Filter for the word "اليوم" and keep each matching line.

:::

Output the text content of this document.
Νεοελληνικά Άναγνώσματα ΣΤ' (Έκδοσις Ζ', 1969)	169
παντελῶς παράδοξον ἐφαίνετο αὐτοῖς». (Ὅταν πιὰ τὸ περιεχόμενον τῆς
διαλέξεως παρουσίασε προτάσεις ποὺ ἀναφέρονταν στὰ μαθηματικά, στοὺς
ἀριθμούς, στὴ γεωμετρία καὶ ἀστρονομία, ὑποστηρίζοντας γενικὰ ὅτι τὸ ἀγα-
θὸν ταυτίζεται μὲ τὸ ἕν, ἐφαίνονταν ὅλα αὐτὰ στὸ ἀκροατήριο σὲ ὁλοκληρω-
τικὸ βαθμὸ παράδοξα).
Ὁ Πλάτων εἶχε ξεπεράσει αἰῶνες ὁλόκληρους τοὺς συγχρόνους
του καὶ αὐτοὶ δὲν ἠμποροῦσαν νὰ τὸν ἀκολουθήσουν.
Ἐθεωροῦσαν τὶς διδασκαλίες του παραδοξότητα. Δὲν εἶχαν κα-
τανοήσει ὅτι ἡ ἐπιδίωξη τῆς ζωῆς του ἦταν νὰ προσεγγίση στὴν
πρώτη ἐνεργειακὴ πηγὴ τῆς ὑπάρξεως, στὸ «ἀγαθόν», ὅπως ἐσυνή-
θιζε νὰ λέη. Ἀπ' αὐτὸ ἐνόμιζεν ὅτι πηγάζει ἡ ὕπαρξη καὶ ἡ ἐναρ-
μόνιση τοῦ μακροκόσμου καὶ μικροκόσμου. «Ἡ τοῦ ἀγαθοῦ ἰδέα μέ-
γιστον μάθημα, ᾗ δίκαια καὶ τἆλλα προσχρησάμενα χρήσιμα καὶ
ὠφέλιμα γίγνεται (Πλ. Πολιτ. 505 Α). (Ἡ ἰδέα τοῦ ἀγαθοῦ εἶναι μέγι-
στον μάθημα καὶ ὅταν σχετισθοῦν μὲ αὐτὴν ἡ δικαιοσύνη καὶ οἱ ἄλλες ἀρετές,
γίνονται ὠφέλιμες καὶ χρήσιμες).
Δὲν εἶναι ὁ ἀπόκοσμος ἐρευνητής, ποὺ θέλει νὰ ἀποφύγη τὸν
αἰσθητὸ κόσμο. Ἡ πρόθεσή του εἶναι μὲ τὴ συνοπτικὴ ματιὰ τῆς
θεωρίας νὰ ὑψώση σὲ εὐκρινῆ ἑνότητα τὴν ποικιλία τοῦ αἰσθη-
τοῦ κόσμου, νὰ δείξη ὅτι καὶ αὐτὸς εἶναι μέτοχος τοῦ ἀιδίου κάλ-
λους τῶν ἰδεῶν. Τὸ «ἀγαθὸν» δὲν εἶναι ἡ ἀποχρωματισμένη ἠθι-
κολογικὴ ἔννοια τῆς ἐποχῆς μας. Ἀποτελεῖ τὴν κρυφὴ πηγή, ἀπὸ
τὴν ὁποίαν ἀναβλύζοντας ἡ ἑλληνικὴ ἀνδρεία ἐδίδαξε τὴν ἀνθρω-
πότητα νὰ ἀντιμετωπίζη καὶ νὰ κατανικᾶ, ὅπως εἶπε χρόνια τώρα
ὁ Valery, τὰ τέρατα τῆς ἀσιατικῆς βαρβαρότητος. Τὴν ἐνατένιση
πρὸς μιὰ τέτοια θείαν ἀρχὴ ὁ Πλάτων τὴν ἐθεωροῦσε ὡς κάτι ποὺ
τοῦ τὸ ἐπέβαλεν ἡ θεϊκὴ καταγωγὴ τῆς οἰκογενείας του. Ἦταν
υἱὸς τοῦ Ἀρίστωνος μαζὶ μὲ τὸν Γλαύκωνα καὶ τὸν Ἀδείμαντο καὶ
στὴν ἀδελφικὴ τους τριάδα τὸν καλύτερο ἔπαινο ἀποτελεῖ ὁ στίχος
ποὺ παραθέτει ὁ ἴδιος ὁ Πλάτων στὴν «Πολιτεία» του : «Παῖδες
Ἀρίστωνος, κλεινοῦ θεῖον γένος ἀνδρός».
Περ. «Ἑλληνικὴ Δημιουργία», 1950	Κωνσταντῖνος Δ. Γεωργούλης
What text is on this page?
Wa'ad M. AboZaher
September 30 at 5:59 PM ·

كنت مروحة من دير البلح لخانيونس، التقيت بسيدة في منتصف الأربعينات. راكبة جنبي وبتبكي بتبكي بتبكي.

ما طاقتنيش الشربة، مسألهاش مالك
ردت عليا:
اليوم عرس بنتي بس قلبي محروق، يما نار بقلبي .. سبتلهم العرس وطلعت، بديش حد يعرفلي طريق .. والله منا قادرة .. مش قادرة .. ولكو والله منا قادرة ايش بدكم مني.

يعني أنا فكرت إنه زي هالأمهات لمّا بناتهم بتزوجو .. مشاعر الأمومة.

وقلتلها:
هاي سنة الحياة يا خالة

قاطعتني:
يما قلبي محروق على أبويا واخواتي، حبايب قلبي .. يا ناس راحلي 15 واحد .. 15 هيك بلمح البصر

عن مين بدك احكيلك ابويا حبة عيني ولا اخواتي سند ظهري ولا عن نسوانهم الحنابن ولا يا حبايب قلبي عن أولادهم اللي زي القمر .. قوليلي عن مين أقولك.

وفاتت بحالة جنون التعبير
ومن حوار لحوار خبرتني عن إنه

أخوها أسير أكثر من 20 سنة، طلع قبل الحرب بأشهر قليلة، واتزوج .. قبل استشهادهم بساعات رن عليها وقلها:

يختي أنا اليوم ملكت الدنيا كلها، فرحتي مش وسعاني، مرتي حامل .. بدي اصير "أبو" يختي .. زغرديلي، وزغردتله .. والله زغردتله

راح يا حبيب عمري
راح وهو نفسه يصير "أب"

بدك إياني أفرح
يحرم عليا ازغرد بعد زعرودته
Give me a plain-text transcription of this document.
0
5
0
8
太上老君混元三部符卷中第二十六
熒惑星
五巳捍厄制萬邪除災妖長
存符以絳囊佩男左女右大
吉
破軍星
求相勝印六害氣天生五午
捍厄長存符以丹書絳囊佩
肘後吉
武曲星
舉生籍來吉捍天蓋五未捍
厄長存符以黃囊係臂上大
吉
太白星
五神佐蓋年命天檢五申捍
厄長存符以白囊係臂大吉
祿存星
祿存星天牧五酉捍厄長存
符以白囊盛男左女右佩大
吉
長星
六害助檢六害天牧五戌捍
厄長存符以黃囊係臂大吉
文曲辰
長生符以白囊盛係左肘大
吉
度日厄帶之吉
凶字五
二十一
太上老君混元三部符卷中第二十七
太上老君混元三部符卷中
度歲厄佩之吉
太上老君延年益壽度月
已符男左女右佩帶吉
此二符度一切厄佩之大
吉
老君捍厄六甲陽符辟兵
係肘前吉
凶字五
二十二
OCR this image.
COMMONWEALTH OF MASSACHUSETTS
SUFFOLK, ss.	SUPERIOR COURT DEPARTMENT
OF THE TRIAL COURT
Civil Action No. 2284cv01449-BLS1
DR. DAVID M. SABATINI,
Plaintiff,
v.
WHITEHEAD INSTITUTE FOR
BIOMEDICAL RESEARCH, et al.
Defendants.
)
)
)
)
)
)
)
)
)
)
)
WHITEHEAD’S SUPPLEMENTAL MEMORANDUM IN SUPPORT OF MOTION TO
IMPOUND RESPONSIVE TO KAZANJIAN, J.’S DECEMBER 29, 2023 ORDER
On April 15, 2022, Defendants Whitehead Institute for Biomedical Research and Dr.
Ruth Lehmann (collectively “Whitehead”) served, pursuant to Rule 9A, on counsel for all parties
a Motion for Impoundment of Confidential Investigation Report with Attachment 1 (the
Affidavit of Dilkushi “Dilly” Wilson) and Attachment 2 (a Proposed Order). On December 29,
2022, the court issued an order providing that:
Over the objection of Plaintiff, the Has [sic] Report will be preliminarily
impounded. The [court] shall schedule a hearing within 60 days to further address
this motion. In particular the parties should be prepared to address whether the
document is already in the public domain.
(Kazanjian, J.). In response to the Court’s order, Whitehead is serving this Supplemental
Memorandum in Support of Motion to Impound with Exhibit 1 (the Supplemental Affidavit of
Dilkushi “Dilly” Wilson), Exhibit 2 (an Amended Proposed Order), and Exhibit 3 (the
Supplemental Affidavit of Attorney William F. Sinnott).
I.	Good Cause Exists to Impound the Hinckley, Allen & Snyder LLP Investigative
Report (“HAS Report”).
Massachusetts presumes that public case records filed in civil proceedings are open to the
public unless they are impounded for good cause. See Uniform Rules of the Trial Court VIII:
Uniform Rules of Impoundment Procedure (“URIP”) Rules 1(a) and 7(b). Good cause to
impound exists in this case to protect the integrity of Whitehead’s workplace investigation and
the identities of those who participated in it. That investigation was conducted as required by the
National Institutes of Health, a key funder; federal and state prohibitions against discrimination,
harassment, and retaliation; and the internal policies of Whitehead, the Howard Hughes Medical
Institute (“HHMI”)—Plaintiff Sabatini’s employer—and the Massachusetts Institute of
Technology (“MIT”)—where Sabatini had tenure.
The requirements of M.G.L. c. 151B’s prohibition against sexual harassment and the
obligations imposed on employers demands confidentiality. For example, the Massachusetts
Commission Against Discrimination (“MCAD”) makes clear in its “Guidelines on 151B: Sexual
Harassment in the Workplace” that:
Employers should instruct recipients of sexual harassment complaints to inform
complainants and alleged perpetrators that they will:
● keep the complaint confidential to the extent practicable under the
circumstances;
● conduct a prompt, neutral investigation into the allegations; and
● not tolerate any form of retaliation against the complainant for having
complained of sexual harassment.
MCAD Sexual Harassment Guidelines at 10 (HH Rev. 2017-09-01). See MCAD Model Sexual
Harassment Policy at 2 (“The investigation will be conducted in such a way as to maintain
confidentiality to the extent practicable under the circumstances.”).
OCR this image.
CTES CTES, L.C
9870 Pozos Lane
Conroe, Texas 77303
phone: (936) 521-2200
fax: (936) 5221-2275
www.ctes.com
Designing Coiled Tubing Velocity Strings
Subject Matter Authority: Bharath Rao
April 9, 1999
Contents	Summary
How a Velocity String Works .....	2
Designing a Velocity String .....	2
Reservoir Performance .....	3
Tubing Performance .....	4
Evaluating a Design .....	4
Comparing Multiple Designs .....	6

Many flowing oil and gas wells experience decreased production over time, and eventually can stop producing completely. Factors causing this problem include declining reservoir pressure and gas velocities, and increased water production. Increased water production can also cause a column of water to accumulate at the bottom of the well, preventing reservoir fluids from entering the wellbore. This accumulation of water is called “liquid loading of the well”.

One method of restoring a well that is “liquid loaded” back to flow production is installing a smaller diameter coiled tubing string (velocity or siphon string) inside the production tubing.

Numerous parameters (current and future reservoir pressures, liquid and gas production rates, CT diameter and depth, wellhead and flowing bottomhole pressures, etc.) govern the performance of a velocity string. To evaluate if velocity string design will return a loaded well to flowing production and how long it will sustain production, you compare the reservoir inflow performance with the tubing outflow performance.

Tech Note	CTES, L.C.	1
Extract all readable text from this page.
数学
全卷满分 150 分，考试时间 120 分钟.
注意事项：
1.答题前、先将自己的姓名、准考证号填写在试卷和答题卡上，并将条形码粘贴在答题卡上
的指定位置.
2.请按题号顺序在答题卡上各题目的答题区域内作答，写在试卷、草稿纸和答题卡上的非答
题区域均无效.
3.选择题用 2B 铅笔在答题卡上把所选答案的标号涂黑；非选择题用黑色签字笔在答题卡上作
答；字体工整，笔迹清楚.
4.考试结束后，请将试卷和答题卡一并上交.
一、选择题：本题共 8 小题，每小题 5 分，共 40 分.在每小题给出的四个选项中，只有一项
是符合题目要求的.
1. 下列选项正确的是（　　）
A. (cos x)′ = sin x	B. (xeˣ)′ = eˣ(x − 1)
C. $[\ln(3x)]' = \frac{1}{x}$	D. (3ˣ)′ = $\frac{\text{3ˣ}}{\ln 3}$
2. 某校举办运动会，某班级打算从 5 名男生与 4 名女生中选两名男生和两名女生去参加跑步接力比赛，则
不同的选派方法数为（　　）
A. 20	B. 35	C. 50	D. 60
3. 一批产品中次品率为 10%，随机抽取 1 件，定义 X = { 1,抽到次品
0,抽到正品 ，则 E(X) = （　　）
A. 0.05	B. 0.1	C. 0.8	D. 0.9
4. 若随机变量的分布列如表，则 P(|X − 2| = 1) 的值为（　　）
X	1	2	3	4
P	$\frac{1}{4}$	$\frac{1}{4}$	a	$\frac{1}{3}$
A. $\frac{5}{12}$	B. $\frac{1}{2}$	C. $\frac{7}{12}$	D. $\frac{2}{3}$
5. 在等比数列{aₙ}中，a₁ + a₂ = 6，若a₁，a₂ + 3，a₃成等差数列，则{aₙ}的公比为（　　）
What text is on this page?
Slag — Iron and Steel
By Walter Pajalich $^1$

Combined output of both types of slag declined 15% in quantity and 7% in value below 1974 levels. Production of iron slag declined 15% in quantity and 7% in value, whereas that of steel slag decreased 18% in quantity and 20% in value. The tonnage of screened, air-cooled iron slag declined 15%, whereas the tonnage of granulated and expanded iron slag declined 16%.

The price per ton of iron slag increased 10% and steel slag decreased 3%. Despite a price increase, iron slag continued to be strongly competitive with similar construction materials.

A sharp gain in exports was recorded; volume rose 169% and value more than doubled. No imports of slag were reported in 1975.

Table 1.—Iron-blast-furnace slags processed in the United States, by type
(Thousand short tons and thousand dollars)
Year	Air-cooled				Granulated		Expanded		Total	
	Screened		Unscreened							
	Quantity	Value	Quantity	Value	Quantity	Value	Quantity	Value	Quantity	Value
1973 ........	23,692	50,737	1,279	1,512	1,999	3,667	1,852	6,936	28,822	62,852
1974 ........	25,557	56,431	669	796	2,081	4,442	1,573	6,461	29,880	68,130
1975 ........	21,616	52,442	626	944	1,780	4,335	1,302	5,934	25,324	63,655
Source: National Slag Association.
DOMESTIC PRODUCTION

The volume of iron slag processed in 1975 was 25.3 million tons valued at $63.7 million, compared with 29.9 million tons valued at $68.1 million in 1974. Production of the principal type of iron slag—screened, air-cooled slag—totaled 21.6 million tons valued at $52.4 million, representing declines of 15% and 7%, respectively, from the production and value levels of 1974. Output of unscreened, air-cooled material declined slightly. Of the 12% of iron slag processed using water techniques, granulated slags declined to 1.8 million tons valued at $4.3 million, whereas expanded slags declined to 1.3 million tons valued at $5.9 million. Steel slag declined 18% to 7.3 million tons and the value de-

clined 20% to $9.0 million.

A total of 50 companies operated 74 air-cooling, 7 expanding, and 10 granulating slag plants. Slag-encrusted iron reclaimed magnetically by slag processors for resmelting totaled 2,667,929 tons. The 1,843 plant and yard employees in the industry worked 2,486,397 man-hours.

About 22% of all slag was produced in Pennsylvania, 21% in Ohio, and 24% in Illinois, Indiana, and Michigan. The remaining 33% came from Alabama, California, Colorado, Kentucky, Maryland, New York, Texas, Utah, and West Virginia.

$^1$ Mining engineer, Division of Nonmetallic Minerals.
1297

:::

EXERCISE ANSWER:
اليوم عرس بنتي بس قلبي محروق، يما نار بقلبي .. سبتلهم العرس وطلعت، بديش حد يعرفلي طريق .. والله منا قادرة .. مش قادرة .. ولكو والله منا قادرة ايش بدكم مني.
يختي أنا اليوم ملكت الدنيا كلها، فرحتي مش وسعاني، مرتي حامل .. بدي اصير "أبو" يختي .. زغرديلي، وزغردتله .. والله زغردتله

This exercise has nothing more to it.